> _Your objective_
Find the lines that contain the word "élevés" and copy each one.

> _Data rows_
::::

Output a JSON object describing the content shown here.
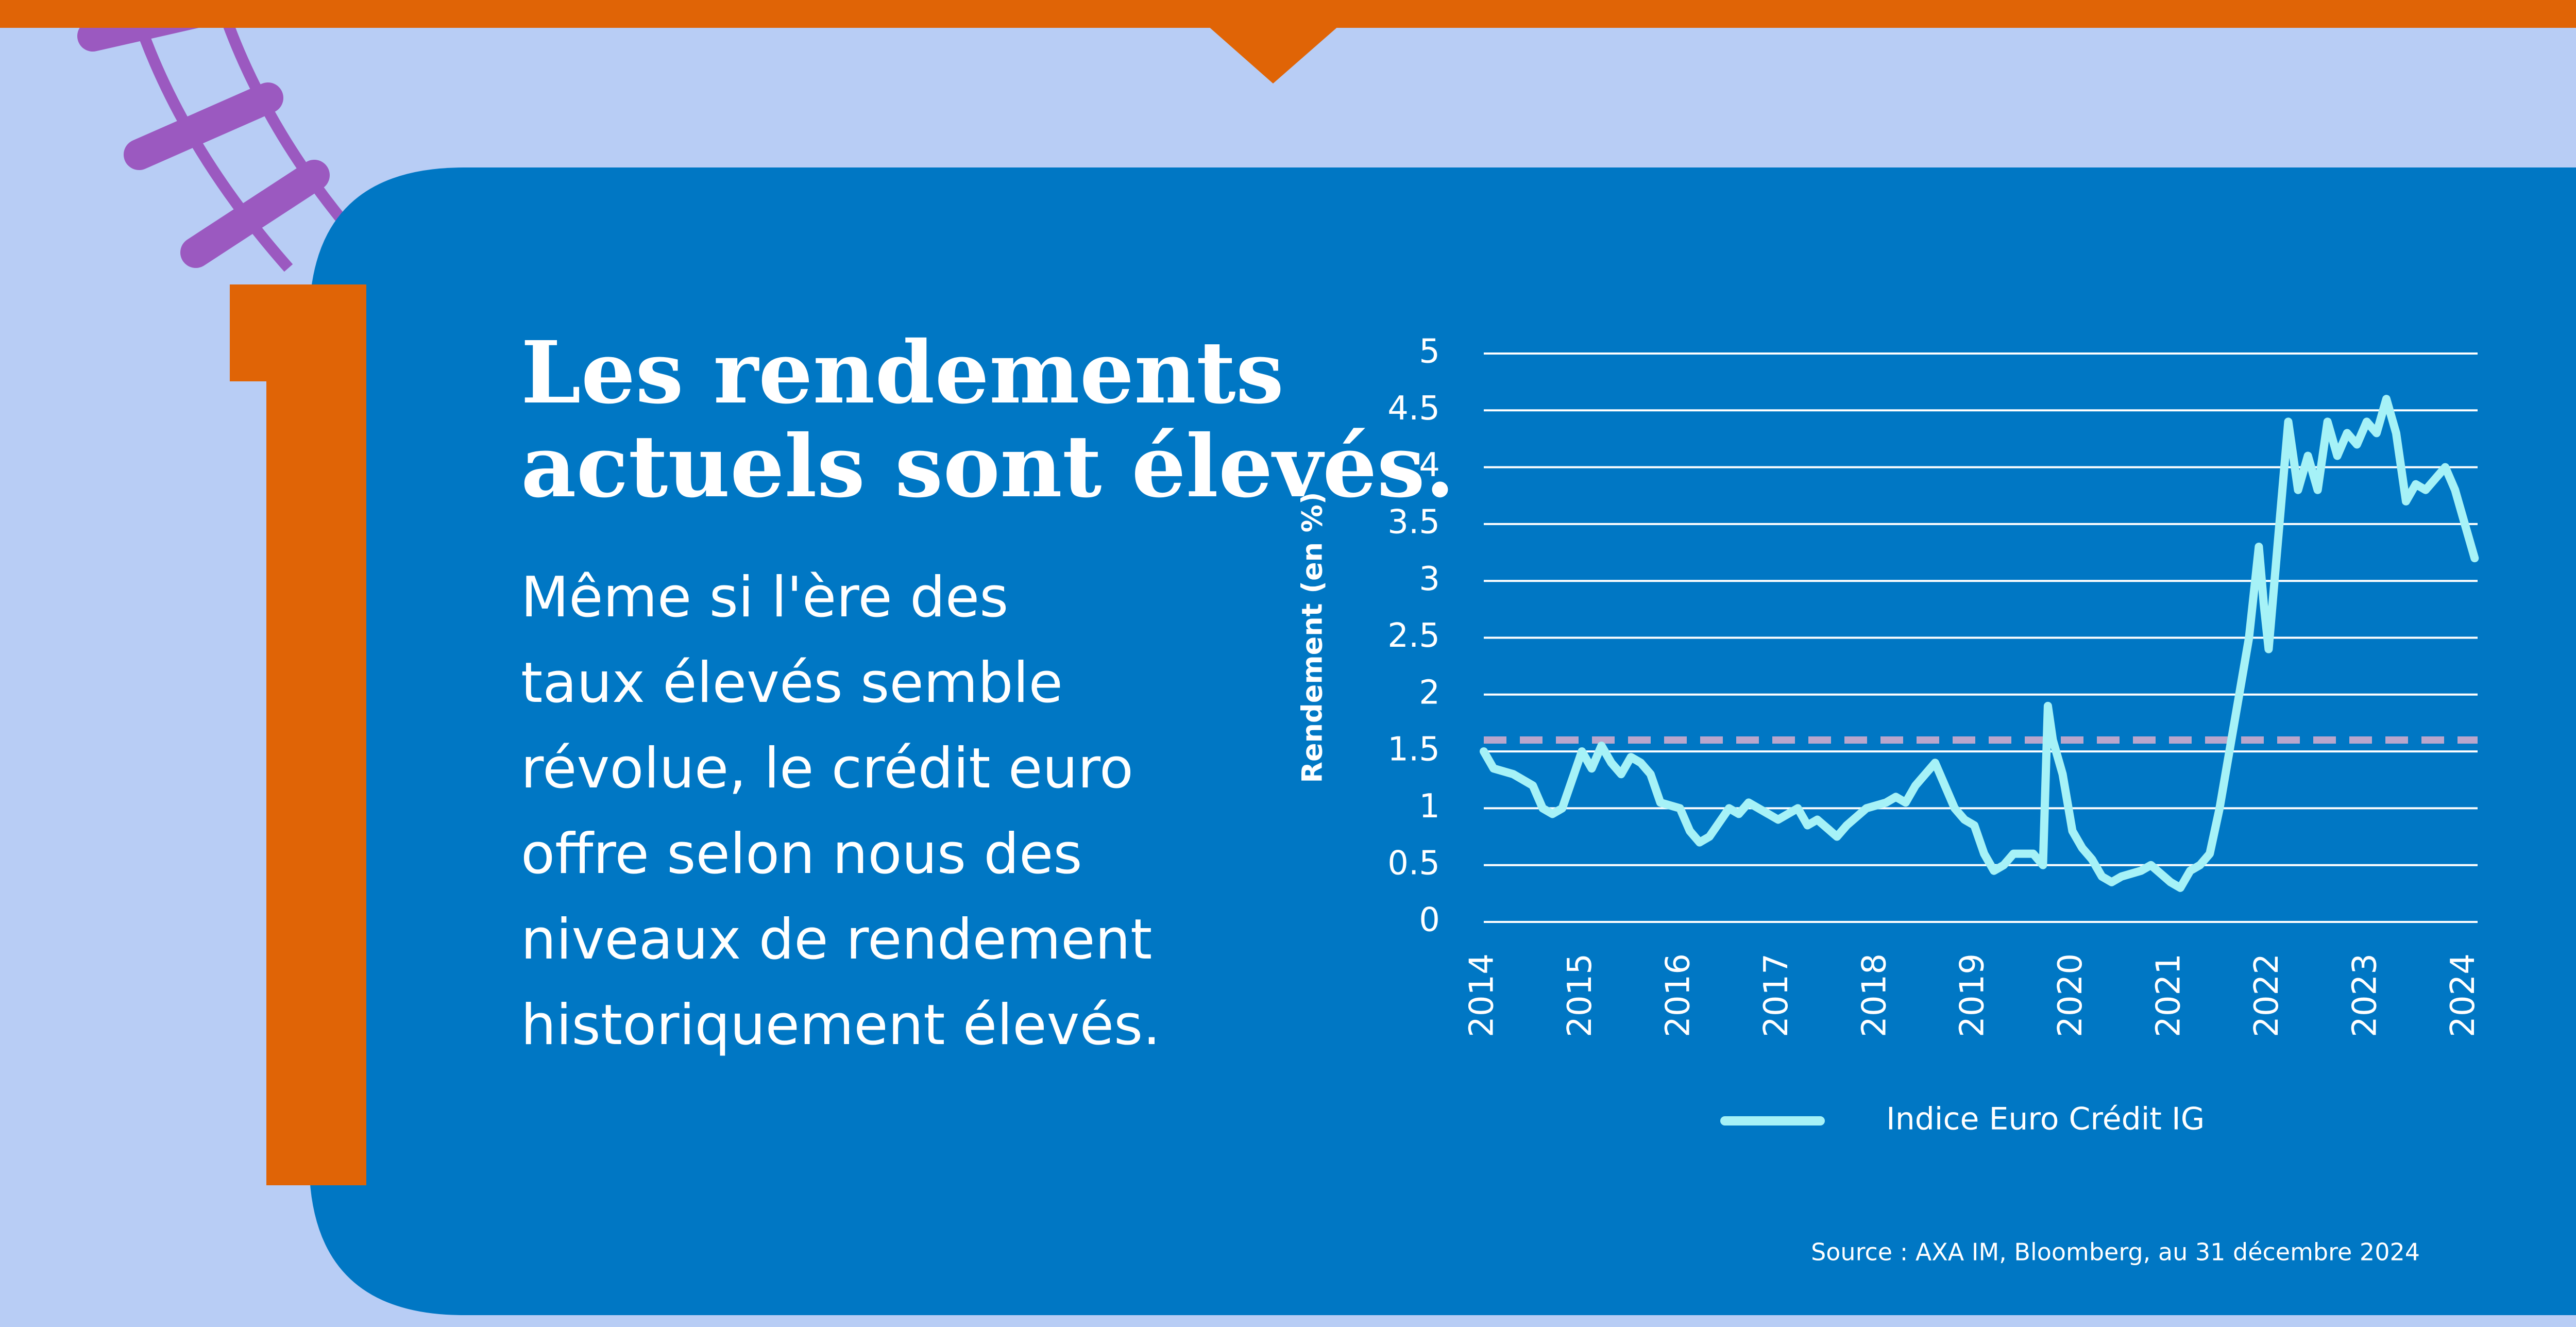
{
  "headline": {
    "title_lines": [
      "Les rendements",
      "actuels sont élevés."
    ],
    "body_lines": [
      "Même si l'ère des",
      "taux élevés semble",
      "révolue, le crédit euro",
      "offre selon nous des",
      "niveaux de rendement",
      "historiquement élevés."
    ]
  },
  "chart_data": {
    "type": "line",
    "y_label": "Rendement (en %)",
    "x": [
      2014.0,
      2014.1,
      2014.3,
      2014.5,
      2014.6,
      2014.7,
      2014.8,
      2014.9,
      2015.0,
      2015.1,
      2015.2,
      2015.3,
      2015.4,
      2015.5,
      2015.6,
      2015.7,
      2015.8,
      2016.0,
      2016.1,
      2016.2,
      2016.3,
      2016.5,
      2016.6,
      2016.7,
      2016.9,
      2017.0,
      2017.2,
      2017.3,
      2017.4,
      2017.6,
      2017.7,
      2017.9,
      2018.1,
      2018.2,
      2018.3,
      2018.4,
      2018.6,
      2018.7,
      2018.8,
      2018.9,
      2019.0,
      2019.1,
      2019.2,
      2019.3,
      2019.4,
      2019.6,
      2019.7,
      2019.75,
      2019.8,
      2019.9,
      2020.0,
      2020.1,
      2020.2,
      2020.3,
      2020.4,
      2020.5,
      2020.7,
      2020.8,
      2021.0,
      2021.1,
      2021.2,
      2021.3,
      2021.4,
      2021.5,
      2021.6,
      2021.7,
      2021.8,
      2021.9,
      2021.95,
      2022.0,
      2022.1,
      2022.2,
      2022.3,
      2022.4,
      2022.5,
      2022.6,
      2022.7,
      2022.8,
      2022.9,
      2023.0,
      2023.1,
      2023.2,
      2023.3,
      2023.4,
      2023.5,
      2023.6,
      2023.7,
      2023.8,
      2023.9,
      2024.0,
      2024.1
    ],
    "series": [
      {
        "name": "Indice Euro Crédit IG",
        "color": "#a6f2f7",
        "values": [
          1.5,
          1.35,
          1.3,
          1.2,
          1.0,
          0.95,
          1.0,
          1.25,
          1.5,
          1.35,
          1.55,
          1.4,
          1.3,
          1.45,
          1.4,
          1.3,
          1.05,
          1.0,
          0.8,
          0.7,
          0.75,
          1.0,
          0.95,
          1.05,
          0.95,
          0.9,
          1.0,
          0.85,
          0.9,
          0.75,
          0.85,
          1.0,
          1.05,
          1.1,
          1.05,
          1.2,
          1.4,
          1.2,
          1.0,
          0.9,
          0.85,
          0.6,
          0.45,
          0.5,
          0.6,
          0.6,
          0.5,
          1.9,
          1.6,
          1.3,
          0.8,
          0.65,
          0.55,
          0.4,
          0.35,
          0.4,
          0.45,
          0.5,
          0.35,
          0.3,
          0.45,
          0.5,
          0.6,
          1.0,
          1.5,
          2.0,
          2.5,
          3.3,
          2.8,
          2.4,
          3.4,
          4.4,
          3.8,
          4.1,
          3.8,
          4.4,
          4.1,
          4.3,
          4.2,
          4.4,
          4.3,
          4.6,
          4.3,
          3.7,
          3.85,
          3.8,
          3.9,
          4.0,
          3.8,
          3.5,
          3.2
        ]
      }
    ],
    "reference_line": {
      "value": 1.6,
      "color": "#b9a6cc"
    },
    "xlim": [
      2014,
      2024.13
    ],
    "xticks": [
      2014,
      2015,
      2016,
      2017,
      2018,
      2019,
      2020,
      2021,
      2022,
      2023,
      2024
    ],
    "ylim": [
      0,
      5
    ],
    "yticks": [
      0,
      0.5,
      1,
      1.5,
      2,
      2.5,
      3,
      3.5,
      4,
      4.5,
      5
    ],
    "grid": true,
    "legend": "bottom",
    "source": "Source : AXA IM, Bloomberg, au 31 décembre 2024"
  }
}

::::

> _Task response_
      "actuels sont élevés."
      "taux élevés semble",
      "historiquement élevés."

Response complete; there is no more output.